List each line of the data in which the string "Organic" appears.

# # #

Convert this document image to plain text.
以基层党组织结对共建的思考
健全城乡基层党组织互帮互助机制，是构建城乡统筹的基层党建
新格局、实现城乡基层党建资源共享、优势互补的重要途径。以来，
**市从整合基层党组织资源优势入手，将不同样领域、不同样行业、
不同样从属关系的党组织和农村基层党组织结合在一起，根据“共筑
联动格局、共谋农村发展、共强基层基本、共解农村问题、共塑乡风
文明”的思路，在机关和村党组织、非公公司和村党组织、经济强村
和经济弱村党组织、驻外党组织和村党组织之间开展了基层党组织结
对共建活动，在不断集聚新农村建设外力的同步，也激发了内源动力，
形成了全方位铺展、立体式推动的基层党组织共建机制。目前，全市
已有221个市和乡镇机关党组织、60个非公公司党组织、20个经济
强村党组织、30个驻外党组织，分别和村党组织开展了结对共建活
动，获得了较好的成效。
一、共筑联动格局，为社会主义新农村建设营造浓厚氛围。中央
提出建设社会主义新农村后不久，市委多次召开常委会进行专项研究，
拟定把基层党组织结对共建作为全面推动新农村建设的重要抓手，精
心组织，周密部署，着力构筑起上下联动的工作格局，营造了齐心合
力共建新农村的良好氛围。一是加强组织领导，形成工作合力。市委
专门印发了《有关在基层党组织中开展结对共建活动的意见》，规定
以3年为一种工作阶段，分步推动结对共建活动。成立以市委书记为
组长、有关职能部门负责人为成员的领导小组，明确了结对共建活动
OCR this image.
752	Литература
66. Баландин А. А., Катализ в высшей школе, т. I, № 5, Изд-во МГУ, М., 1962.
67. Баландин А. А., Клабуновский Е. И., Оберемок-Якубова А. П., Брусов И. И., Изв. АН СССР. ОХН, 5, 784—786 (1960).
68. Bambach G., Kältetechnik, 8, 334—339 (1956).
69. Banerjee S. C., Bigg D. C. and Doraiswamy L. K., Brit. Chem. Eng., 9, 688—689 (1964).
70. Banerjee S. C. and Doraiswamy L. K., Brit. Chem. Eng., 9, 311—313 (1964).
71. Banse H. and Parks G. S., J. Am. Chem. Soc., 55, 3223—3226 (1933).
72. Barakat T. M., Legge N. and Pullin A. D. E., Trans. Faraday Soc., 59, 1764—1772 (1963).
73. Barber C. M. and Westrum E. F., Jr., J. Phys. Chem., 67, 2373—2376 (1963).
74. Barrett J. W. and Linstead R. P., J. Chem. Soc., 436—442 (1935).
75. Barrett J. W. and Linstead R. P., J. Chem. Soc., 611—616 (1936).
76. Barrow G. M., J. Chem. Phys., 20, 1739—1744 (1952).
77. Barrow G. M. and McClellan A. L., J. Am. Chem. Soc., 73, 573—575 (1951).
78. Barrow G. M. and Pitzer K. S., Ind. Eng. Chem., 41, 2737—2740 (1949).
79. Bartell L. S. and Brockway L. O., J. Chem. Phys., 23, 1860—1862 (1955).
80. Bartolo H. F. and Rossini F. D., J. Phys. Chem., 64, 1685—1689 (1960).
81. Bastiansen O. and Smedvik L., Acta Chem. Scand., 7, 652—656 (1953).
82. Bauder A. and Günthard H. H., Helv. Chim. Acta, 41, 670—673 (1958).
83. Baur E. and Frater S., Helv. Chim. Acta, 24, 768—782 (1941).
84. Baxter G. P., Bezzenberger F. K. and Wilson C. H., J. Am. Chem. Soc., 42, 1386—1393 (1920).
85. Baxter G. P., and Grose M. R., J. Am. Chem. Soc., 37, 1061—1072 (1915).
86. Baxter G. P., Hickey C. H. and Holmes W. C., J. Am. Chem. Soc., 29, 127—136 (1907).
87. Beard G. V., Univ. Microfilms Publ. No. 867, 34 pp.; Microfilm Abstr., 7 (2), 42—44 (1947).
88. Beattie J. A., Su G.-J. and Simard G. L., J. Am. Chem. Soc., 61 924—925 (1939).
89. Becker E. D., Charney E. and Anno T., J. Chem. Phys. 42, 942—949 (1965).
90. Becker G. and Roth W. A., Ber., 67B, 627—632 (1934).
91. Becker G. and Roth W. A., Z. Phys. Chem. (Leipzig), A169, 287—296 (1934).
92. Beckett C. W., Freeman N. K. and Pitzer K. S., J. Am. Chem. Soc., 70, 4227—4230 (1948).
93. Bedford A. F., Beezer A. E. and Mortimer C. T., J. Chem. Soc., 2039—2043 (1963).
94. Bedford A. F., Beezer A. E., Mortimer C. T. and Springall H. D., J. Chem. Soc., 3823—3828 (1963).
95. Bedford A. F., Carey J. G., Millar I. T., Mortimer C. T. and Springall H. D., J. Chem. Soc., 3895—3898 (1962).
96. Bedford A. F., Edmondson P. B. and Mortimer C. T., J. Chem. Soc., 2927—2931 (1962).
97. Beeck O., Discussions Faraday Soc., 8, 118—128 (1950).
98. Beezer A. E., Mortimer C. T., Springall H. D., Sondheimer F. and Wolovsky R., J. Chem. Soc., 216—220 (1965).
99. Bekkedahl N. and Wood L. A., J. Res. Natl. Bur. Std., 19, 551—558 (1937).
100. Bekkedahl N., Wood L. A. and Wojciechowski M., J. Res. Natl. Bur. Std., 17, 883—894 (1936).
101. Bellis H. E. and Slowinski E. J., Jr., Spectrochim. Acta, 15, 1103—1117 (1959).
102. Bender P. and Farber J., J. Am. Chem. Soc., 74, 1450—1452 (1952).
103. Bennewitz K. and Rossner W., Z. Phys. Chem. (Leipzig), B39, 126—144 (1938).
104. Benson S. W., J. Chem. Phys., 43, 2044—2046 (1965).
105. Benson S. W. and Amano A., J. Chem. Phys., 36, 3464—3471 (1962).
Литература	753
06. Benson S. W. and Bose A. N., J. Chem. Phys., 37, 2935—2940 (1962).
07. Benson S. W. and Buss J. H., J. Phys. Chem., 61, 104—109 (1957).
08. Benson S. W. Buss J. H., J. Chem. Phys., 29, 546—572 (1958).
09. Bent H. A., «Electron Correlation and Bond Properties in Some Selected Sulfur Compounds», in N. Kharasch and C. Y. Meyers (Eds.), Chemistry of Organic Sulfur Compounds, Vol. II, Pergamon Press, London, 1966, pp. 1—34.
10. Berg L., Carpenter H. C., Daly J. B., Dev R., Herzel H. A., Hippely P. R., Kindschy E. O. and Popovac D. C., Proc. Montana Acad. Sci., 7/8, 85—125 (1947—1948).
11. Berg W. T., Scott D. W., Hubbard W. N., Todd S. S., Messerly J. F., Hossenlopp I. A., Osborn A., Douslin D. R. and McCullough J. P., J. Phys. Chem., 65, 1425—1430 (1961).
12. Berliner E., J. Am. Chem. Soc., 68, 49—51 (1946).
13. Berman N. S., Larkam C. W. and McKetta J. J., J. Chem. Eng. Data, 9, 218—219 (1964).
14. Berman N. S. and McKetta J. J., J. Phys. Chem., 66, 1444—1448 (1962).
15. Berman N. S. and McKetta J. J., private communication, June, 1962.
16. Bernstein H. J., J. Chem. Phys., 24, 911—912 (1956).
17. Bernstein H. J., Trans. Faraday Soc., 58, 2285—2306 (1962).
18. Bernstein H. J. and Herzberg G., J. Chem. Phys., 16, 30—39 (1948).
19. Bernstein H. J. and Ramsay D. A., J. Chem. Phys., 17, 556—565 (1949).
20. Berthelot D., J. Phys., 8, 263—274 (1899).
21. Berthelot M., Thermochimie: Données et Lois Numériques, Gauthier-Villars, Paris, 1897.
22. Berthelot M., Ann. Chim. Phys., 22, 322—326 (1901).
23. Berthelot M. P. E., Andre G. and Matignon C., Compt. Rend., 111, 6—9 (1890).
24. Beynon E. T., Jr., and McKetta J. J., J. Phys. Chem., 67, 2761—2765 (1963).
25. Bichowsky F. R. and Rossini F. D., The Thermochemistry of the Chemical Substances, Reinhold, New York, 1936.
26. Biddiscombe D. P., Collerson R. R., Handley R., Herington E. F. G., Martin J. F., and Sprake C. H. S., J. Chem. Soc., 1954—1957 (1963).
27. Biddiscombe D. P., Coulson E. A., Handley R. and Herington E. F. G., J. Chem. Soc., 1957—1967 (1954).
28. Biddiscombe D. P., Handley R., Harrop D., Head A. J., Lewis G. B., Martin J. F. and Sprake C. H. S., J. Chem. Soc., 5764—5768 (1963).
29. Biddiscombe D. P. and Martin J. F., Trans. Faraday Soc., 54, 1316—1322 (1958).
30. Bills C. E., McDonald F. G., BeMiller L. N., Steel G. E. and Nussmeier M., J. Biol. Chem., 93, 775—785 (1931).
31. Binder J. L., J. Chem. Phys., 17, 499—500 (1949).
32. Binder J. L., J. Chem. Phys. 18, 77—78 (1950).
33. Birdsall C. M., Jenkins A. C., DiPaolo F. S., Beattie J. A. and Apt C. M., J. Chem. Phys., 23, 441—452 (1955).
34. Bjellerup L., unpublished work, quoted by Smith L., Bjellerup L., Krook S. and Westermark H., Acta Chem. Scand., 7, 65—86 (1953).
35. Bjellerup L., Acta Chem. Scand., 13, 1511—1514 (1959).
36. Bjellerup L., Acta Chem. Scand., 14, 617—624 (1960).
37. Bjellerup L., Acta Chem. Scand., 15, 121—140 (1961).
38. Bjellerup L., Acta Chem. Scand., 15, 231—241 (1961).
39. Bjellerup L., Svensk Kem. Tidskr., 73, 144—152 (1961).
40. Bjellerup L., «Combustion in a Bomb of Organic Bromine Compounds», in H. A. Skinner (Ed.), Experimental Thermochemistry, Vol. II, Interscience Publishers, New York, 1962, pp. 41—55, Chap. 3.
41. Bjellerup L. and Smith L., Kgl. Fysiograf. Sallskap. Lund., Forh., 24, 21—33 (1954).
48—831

# # #

### RESPONSE TO THE EXERCISE
09. Bent H. A., «Electron Correlation and Bond Properties in Some Selected Sulfur Compounds», in N. Kharasch and C. Y. Meyers (Eds.), Chemistry of Organic Sulfur Compounds, Vol. II, Pergamon Press, London, 1966, pp. 1—34.
40. Bjellerup L., «Combustion in a Bomb of Organic Bromine Compounds», in H. A. Skinner (Ed.), Experimental Thermochemistry, Vol. II, Interscience Publishers, New York, 1962, pp. 41—55, Chap. 3.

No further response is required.